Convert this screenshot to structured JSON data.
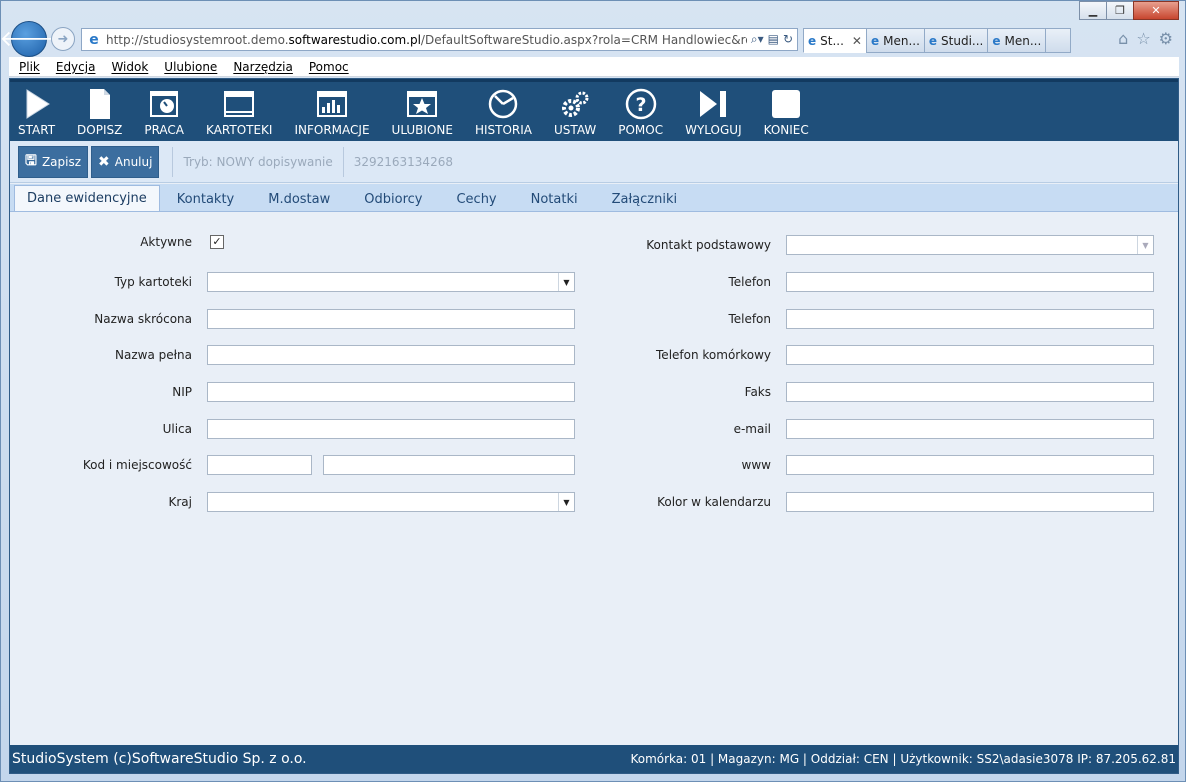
{
  "browser": {
    "url_prefix": "http://studiosystemroot.demo.",
    "url_domain": "softwarestudio.com.pl",
    "url_suffix": "/DefaultSoftwareStudio.aspx?rola=CRM Handlowiec&rolasys=CF",
    "tabs": [
      {
        "label": "St...",
        "active": true
      },
      {
        "label": "Men...",
        "active": false
      },
      {
        "label": "Studi...",
        "active": false
      },
      {
        "label": "Men...",
        "active": false
      }
    ],
    "menu": [
      "Plik",
      "Edycja",
      "Widok",
      "Ulubione",
      "Narzędzia",
      "Pomoc"
    ]
  },
  "toolbar": {
    "items": [
      {
        "label": "START",
        "icon": "play-icon"
      },
      {
        "label": "DOPISZ",
        "icon": "document-icon"
      },
      {
        "label": "PRACA",
        "icon": "clock-window-icon"
      },
      {
        "label": "KARTOTEKI",
        "icon": "window-icon"
      },
      {
        "label": "INFORMACJE",
        "icon": "bar-chart-icon"
      },
      {
        "label": "ULUBIONE",
        "icon": "star-window-icon"
      },
      {
        "label": "HISTORIA",
        "icon": "history-icon"
      },
      {
        "label": "USTAW",
        "icon": "gears-icon"
      },
      {
        "label": "POMOC",
        "icon": "help-icon"
      },
      {
        "label": "WYLOGUJ",
        "icon": "logout-icon"
      },
      {
        "label": "KONIEC",
        "icon": "stop-icon"
      }
    ]
  },
  "actions": {
    "save_label": "Zapisz",
    "cancel_label": "Anuluj",
    "mode_text": "Tryb: NOWY dopisywanie",
    "record_id": "3292163134268"
  },
  "form_tabs": [
    "Dane ewidencyjne",
    "Kontakty",
    "M.dostaw",
    "Odbiorcy",
    "Cechy",
    "Notatki",
    "Załączniki"
  ],
  "left_fields": {
    "aktywne": "Aktywne",
    "typ": "Typ kartoteki",
    "nazwa_skrocona": "Nazwa skrócona",
    "nazwa_pelna": "Nazwa pełna",
    "nip": "NIP",
    "ulica": "Ulica",
    "kod": "Kod i miejscowość",
    "kraj": "Kraj"
  },
  "right_fields": {
    "kontakt": "Kontakt podstawowy",
    "telefon1": "Telefon",
    "telefon2": "Telefon",
    "komorkowy": "Telefon komórkowy",
    "faks": "Faks",
    "email": "e-mail",
    "www": "www",
    "kolor": "Kolor w kalendarzu"
  },
  "aktywne_checked": "✓",
  "status": {
    "left": "StudioSystem (c)SoftwareStudio Sp. z o.o.",
    "right": "Komórka: 01 | Magazyn: MG | Oddział: CEN | Użytkownik: SS2\\adasie3078 IP: 87.205.62.81"
  }
}
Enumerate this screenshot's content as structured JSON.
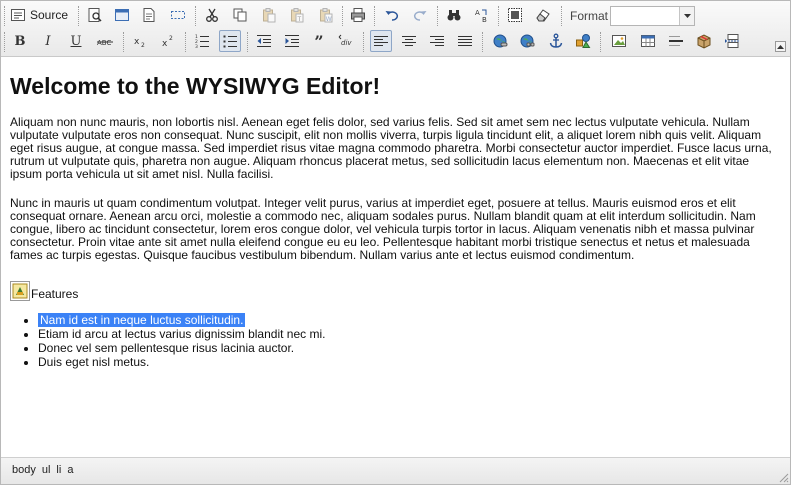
{
  "toolbar": {
    "source_label": "Source",
    "format_label": "Format",
    "format_value": ""
  },
  "content": {
    "heading": "Welcome to the WYSIWYG Editor!",
    "paragraph1": "Aliquam non nunc mauris, non lobortis nisl. Aenean eget felis dolor, sed varius felis. Sed sit amet sem nec lectus vulputate vehicula. Nullam vulputate vulputate eros non consequat. Nunc suscipit, elit non mollis viverra, turpis ligula tincidunt elit, a aliquet lorem nibh quis velit. Aliquam eget risus augue, at congue massa. Sed imperdiet risus vitae magna commodo pharetra. Morbi consectetur auctor imperdiet. Fusce lacus urna, rutrum ut vulputate quis, pharetra non augue. Aliquam rhoncus placerat metus, sed sollicitudin lacus elementum non. Maecenas et elit vitae ipsum porta vehicula ut sit amet nisl. Nulla facilisi.",
    "paragraph2": "Nunc in mauris ut quam condimentum volutpat. Integer velit purus, varius at imperdiet eget, posuere at tellus. Mauris euismod eros et elit consequat ornare. Aenean arcu orci, molestie a commodo nec, aliquam sodales purus. Nullam blandit quam at elit interdum sollicitudin. Nam congue, libero ac tincidunt consectetur, lorem eros congue dolor, vel vehicula turpis tortor in lacus. Aliquam venenatis nibh et massa pulvinar consectetur. Proin vitae ante sit amet nulla eleifend congue eu eu leo. Pellentesque habitant morbi tristique senectus et netus et malesuada fames ac turpis egestas. Quisque faucibus vestibulum bibendum. Nullam varius ante et lectus euismod condimentum.",
    "features_label": "Features",
    "list_items": [
      "Nam id est in neque luctus sollicitudin.",
      "Etiam id arcu at lectus varius dignissim blandit nec mi.",
      "Donec vel sem pellentesque risus lacinia auctor.",
      "Duis eget nisl metus."
    ]
  },
  "statusbar": {
    "path": [
      "body",
      "ul",
      "li",
      "a"
    ]
  },
  "colors": {
    "selection": "#3b82f6",
    "active_button_bg": "#dfe6ef",
    "toolbar_border": "#c9c9c9"
  }
}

What to work on:
Lines holding the word "this" in the entries above are the ones to pull out. Copy them all.

The reply:
Convert this screenshot to structured JSON data.
Enumerate this screenshot's content as structured JSON.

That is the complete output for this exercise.